**What needs to be done**
How many lines in this material include the string "Rejection"? Answer with the number and nothing further.

**Data extract**
+++

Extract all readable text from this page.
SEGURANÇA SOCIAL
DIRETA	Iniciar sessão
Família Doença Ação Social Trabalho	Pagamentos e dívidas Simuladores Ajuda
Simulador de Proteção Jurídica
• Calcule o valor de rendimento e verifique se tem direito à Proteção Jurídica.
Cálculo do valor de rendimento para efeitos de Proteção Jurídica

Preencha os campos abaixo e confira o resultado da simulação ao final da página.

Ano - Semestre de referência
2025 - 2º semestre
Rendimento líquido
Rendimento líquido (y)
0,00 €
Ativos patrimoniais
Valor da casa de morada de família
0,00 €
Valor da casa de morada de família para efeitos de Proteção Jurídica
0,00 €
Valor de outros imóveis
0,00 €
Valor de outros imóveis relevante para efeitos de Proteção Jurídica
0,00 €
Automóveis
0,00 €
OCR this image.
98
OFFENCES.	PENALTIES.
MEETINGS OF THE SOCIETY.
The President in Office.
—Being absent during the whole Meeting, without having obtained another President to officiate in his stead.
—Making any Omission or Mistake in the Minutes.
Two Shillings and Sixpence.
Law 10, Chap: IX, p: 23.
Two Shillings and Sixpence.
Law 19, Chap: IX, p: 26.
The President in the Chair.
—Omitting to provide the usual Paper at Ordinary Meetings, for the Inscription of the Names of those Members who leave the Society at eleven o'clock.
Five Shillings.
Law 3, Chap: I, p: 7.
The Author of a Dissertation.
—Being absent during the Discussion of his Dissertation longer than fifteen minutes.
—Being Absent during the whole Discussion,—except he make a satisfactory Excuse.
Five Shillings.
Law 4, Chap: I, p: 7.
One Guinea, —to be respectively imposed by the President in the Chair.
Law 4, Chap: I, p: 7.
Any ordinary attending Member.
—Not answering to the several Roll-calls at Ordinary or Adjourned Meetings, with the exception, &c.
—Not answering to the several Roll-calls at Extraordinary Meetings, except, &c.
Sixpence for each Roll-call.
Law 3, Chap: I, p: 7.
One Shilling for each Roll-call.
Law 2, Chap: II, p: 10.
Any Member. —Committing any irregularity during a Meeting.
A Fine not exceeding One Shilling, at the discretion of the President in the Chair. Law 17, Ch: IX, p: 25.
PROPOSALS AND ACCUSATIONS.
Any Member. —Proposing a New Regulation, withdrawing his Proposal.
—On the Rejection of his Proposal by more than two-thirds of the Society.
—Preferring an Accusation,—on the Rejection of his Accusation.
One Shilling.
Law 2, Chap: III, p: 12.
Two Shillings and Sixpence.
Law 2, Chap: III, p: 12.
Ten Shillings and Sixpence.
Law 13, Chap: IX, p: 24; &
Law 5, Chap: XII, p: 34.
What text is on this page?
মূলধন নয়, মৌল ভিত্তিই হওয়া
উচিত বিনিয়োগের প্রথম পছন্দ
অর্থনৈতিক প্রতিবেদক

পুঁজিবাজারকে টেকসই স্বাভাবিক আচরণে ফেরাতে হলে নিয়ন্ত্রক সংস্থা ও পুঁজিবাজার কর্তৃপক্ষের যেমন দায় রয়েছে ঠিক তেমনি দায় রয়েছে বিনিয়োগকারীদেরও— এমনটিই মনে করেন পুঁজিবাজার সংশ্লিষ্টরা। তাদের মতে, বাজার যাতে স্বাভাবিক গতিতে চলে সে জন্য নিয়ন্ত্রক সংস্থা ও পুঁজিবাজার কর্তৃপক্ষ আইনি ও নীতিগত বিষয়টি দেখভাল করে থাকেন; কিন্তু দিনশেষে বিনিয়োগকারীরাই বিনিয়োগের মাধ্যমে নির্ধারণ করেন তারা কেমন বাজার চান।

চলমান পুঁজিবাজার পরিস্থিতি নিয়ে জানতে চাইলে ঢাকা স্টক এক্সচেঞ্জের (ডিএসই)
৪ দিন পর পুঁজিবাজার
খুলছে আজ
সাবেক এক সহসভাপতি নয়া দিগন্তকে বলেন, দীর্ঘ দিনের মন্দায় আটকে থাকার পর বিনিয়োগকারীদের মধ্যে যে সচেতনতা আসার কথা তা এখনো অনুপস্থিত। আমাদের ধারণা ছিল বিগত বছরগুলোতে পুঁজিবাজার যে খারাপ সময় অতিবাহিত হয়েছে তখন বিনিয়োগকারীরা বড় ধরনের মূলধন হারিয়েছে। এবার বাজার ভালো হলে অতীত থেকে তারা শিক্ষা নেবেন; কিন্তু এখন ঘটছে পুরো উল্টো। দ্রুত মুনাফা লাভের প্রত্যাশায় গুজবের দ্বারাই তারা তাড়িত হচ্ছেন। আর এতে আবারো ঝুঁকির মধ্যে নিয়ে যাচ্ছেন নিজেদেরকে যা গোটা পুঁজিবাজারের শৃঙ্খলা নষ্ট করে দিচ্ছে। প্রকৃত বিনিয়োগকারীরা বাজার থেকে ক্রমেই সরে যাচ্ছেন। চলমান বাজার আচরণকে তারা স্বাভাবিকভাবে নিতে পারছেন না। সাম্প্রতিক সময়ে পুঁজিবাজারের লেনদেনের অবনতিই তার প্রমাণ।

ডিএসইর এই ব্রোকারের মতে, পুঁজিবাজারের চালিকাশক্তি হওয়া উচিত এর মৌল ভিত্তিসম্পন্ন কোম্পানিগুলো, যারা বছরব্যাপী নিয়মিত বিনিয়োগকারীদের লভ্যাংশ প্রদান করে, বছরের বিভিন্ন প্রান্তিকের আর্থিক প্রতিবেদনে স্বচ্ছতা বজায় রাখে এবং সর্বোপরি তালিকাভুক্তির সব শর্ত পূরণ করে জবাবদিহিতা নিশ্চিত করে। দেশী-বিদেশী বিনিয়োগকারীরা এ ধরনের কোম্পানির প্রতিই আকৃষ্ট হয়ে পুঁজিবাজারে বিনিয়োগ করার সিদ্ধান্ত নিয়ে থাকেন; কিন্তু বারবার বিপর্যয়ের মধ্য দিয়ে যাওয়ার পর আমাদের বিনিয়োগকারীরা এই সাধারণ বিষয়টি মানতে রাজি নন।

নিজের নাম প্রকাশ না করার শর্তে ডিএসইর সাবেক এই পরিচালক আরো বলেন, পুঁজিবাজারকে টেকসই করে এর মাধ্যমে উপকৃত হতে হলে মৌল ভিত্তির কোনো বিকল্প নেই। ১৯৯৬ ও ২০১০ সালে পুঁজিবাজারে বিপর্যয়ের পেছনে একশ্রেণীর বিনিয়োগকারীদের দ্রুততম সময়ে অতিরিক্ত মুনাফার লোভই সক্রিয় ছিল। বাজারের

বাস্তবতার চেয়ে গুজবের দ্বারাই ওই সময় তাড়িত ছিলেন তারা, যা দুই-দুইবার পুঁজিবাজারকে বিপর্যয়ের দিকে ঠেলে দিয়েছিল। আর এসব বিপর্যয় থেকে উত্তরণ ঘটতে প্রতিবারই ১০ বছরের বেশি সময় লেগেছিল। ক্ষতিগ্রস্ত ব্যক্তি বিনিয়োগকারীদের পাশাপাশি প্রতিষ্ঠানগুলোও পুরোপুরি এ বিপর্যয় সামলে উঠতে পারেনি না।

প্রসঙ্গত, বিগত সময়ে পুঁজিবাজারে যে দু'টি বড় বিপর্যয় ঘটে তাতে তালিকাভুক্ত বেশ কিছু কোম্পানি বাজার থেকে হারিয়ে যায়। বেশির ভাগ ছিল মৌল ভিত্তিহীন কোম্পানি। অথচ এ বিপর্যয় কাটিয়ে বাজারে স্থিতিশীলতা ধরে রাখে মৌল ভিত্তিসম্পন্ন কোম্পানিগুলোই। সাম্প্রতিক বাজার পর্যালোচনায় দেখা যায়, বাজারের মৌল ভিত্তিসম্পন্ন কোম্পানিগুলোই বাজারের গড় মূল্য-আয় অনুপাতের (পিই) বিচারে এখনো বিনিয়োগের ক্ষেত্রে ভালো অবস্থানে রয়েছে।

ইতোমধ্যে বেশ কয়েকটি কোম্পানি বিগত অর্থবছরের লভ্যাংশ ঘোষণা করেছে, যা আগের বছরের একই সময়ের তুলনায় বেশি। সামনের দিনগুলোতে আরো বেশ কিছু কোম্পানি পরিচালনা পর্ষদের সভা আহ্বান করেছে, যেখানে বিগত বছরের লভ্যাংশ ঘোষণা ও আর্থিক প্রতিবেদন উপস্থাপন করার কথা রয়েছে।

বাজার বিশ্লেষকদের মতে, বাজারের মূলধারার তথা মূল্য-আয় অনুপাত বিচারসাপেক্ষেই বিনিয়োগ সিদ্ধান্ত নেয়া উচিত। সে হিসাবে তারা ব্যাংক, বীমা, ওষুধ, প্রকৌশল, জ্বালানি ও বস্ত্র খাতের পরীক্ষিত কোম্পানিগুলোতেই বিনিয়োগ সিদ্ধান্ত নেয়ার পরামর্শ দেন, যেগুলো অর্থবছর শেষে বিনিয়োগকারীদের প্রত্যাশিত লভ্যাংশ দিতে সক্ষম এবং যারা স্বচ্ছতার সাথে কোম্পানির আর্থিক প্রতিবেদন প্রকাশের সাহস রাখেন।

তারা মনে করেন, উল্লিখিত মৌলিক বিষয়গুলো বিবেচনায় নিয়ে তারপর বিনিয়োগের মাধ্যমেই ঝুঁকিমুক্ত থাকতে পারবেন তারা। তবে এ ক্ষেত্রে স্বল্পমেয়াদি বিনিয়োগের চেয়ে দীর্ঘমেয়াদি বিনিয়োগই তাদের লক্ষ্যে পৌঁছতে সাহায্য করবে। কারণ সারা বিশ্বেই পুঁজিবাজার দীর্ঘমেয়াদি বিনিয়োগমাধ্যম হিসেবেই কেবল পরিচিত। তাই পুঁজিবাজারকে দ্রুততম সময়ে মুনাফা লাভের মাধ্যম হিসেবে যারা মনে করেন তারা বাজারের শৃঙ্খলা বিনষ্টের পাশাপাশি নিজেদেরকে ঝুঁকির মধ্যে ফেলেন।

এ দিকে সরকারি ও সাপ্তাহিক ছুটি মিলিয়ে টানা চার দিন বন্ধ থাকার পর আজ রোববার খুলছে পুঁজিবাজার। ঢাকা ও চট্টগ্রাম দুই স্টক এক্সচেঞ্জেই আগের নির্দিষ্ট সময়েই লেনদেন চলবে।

+++

**Solution below**
2